* BEGIN DATASET ENTRIES *

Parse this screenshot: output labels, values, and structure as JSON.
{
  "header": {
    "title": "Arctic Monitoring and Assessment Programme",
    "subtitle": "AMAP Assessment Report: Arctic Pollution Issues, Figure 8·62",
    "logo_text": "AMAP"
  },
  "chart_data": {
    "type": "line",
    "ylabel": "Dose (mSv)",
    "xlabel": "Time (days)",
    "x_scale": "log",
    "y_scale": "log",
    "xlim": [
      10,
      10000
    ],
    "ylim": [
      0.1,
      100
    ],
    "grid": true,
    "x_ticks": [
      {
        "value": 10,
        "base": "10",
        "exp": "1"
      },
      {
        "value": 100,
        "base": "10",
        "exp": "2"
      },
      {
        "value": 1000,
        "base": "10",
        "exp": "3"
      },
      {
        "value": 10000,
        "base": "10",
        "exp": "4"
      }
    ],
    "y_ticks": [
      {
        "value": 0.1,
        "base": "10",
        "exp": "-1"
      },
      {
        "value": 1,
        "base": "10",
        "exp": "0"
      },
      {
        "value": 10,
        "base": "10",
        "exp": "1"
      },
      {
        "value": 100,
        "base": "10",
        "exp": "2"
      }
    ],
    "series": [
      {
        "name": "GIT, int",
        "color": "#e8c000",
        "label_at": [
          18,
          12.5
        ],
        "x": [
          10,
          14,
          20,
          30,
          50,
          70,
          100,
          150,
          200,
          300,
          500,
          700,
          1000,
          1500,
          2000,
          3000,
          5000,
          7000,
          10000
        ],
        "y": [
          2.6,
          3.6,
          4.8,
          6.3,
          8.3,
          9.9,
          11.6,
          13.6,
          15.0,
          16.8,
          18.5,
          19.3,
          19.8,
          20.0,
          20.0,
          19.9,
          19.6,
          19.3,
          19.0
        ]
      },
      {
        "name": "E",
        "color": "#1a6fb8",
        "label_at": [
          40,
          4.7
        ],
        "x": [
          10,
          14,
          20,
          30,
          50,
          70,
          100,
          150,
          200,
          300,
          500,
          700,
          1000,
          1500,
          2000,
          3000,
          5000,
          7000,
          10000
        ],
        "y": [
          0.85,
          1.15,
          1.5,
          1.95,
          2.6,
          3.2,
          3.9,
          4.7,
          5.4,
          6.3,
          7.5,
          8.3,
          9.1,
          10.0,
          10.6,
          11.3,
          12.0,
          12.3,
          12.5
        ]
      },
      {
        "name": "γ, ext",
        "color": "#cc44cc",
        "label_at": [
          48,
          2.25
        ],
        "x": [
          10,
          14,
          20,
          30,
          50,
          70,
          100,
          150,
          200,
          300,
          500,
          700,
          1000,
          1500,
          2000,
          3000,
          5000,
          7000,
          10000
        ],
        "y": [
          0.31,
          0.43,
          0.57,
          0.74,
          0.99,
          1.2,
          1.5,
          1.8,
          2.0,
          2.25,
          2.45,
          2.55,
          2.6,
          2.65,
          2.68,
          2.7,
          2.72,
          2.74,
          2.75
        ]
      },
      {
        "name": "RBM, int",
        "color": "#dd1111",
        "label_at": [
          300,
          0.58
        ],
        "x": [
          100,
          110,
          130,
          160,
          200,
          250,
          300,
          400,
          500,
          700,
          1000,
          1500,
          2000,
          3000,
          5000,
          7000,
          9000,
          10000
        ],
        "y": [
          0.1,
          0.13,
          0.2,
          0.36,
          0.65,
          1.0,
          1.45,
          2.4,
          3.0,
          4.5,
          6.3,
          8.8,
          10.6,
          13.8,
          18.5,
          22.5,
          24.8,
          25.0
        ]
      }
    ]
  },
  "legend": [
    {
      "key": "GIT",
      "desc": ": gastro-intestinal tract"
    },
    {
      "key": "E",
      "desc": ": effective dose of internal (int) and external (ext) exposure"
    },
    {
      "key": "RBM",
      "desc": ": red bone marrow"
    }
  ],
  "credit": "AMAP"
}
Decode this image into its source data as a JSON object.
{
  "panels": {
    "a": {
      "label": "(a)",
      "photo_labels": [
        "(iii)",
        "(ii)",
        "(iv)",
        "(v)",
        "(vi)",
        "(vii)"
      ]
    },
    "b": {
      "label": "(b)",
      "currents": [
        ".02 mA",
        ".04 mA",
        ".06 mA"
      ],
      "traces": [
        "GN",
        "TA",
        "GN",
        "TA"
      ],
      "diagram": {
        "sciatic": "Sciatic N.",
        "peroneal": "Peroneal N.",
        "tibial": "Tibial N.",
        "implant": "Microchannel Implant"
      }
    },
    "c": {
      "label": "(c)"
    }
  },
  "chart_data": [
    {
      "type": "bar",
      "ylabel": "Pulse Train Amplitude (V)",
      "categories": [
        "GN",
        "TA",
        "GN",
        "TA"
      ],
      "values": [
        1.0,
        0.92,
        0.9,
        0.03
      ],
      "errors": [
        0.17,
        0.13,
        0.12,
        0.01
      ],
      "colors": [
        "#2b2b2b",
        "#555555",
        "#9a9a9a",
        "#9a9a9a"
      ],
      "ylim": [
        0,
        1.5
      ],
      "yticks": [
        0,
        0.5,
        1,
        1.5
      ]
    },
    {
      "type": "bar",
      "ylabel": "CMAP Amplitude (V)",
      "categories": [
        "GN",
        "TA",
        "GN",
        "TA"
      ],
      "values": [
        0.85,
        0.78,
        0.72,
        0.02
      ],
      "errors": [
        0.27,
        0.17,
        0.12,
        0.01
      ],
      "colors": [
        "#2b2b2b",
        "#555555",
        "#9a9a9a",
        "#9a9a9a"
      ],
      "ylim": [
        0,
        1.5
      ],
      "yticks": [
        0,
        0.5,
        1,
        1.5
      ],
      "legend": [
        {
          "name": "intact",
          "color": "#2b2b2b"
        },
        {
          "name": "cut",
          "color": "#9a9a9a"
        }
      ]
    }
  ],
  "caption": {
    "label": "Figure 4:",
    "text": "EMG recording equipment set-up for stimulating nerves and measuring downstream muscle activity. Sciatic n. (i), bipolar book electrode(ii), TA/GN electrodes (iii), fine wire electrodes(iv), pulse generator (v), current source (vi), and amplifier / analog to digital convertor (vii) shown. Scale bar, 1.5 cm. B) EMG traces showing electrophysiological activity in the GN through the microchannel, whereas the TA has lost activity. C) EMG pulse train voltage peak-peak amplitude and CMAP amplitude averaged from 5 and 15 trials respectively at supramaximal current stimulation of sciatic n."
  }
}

* END DATASET ENTRIES *

Reproduce each line of the material above precisely.

Parse this screenshot: output labels, values, and structure as JSON.
{
  "header": {
    "title": "Arctic Monitoring and Assessment Programme",
    "subtitle": "AMAP Assessment Report: Arctic Pollution Issues, Figure 8·62",
    "logo_text": "AMAP"
  },
  "chart_data": {
    "type": "line",
    "ylabel": "Dose (mSv)",
    "xlabel": "Time (days)",
    "x_scale": "log",
    "y_scale": "log",
    "xlim": [
      10,
      10000
    ],
    "ylim": [
      0.1,
      100
    ],
    "grid": true,
    "x_ticks": [
      {
        "value": 10,
        "base": "10",
        "exp": "1"
      },
      {
        "value": 100,
        "base": "10",
        "exp": "2"
      },
      {
        "value": 1000,
        "base": "10",
        "exp": "3"
      },
      {
        "value": 10000,
        "base": "10",
        "exp": "4"
      }
    ],
    "y_ticks": [
      {
        "value": 0.1,
        "base": "10",
        "exp": "-1"
      },
      {
        "value": 1,
        "base": "10",
        "exp": "0"
      },
      {
        "value": 10,
        "base": "10",
        "exp": "1"
      },
      {
        "value": 100,
        "base": "10",
        "exp": "2"
      }
    ],
    "series": [
      {
        "name": "GIT, int",
        "color": "#e8c000",
        "label_at": [
          18,
          12.5
        ],
        "x": [
          10,
          14,
          20,
          30,
          50,
          70,
          100,
          150,
          200,
          300,
          500,
          700,
          1000,
          1500,
          2000,
          3000,
          5000,
          7000,
          10000
        ],
        "y": [
          2.6,
          3.6,
          4.8,
          6.3,
          8.3,
          9.9,
          11.6,
          13.6,
          15.0,
          16.8,
          18.5,
          19.3,
          19.8,
          20.0,
          20.0,
          19.9,
          19.6,
          19.3,
          19.0
        ]
      },
      {
        "name": "E",
        "color": "#1a6fb8",
        "label_at": [
          40,
          4.7
        ],
        "x": [
          10,
          14,
          20,
          30,
          50,
          70,
          100,
          150,
          200,
          300,
          500,
          700,
          1000,
          1500,
          2000,
          3000,
          5000,
          7000,
          10000
        ],
        "y": [
          0.85,
          1.15,
          1.5,
          1.95,
          2.6,
          3.2,
          3.9,
          4.7,
          5.4,
          6.3,
          7.5,
          8.3,
          9.1,
          10.0,
          10.6,
          11.3,
          12.0,
          12.3,
          12.5
        ]
      },
      {
        "name": "γ, ext",
        "color": "#cc44cc",
        "label_at": [
          48,
          2.25
        ],
        "x": [
          10,
          14,
          20,
          30,
          50,
          70,
          100,
          150,
          200,
          300,
          500,
          700,
          1000,
          1500,
          2000,
          3000,
          5000,
          7000,
          10000
        ],
        "y": [
          0.31,
          0.43,
          0.57,
          0.74,
          0.99,
          1.2,
          1.5,
          1.8,
          2.0,
          2.25,
          2.45,
          2.55,
          2.6,
          2.65,
          2.68,
          2.7,
          2.72,
          2.74,
          2.75
        ]
      },
      {
        "name": "RBM, int",
        "color": "#dd1111",
        "label_at": [
          300,
          0.58
        ],
        "x": [
          100,
          110,
          130,
          160,
          200,
          250,
          300,
          400,
          500,
          700,
          1000,
          1500,
          2000,
          3000,
          5000,
          7000,
          9000,
          10000
        ],
        "y": [
          0.1,
          0.13,
          0.2,
          0.36,
          0.65,
          1.0,
          1.45,
          2.4,
          3.0,
          4.5,
          6.3,
          8.8,
          10.6,
          13.8,
          18.5,
          22.5,
          24.8,
          25.0
        ]
      }
    ]
  },
  "legend": [
    {
      "key": "GIT",
      "desc": ": gastro-intestinal tract"
    },
    {
      "key": "E",
      "desc": ": effective dose of internal (int) and external (ext) exposure"
    },
    {
      "key": "RBM",
      "desc": ": red bone marrow"
    }
  ],
  "credit": "AMAP"
}
Decode this image into its source data as a JSON object.
{
  "panels": {
    "a": {
      "label": "(a)",
      "photo_labels": [
        "(iii)",
        "(ii)",
        "(iv)",
        "(v)",
        "(vi)",
        "(vii)"
      ]
    },
    "b": {
      "label": "(b)",
      "currents": [
        ".02 mA",
        ".04 mA",
        ".06 mA"
      ],
      "traces": [
        "GN",
        "TA",
        "GN",
        "TA"
      ],
      "diagram": {
        "sciatic": "Sciatic N.",
        "peroneal": "Peroneal N.",
        "tibial": "Tibial N.",
        "implant": "Microchannel Implant"
      }
    },
    "c": {
      "label": "(c)"
    }
  },
  "chart_data": [
    {
      "type": "bar",
      "ylabel": "Pulse Train Amplitude (V)",
      "categories": [
        "GN",
        "TA",
        "GN",
        "TA"
      ],
      "values": [
        1.0,
        0.92,
        0.9,
        0.03
      ],
      "errors": [
        0.17,
        0.13,
        0.12,
        0.01
      ],
      "colors": [
        "#2b2b2b",
        "#555555",
        "#9a9a9a",
        "#9a9a9a"
      ],
      "ylim": [
        0,
        1.5
      ],
      "yticks": [
        0,
        0.5,
        1,
        1.5
      ]
    },
    {
      "type": "bar",
      "ylabel": "CMAP Amplitude (V)",
      "categories": [
        "GN",
        "TA",
        "GN",
        "TA"
      ],
      "values": [
        0.85,
        0.78,
        0.72,
        0.02
      ],
      "errors": [
        0.27,
        0.17,
        0.12,
        0.01
      ],
      "colors": [
        "#2b2b2b",
        "#555555",
        "#9a9a9a",
        "#9a9a9a"
      ],
      "ylim": [
        0,
        1.5
      ],
      "yticks": [
        0,
        0.5,
        1,
        1.5
      ],
      "legend": [
        {
          "name": "intact",
          "color": "#2b2b2b"
        },
        {
          "name": "cut",
          "color": "#9a9a9a"
        }
      ]
    }
  ],
  "caption": {
    "label": "Figure 4:",
    "text": "EMG recording equipment set-up for stimulating nerves and measuring downstream muscle activity. Sciatic n. (i), bipolar book electrode(ii), TA/GN electrodes (iii), fine wire electrodes(iv), pulse generator (v), current source (vi), and amplifier / analog to digital convertor (vii) shown. Scale bar, 1.5 cm. B) EMG traces showing electrophysiological activity in the GN through the microchannel, whereas the TA has lost activity. C) EMG pulse train voltage peak-peak amplitude and CMAP amplitude averaged from 5 and 15 trials respectively at supramaximal current stimulation of sciatic n."
  }
}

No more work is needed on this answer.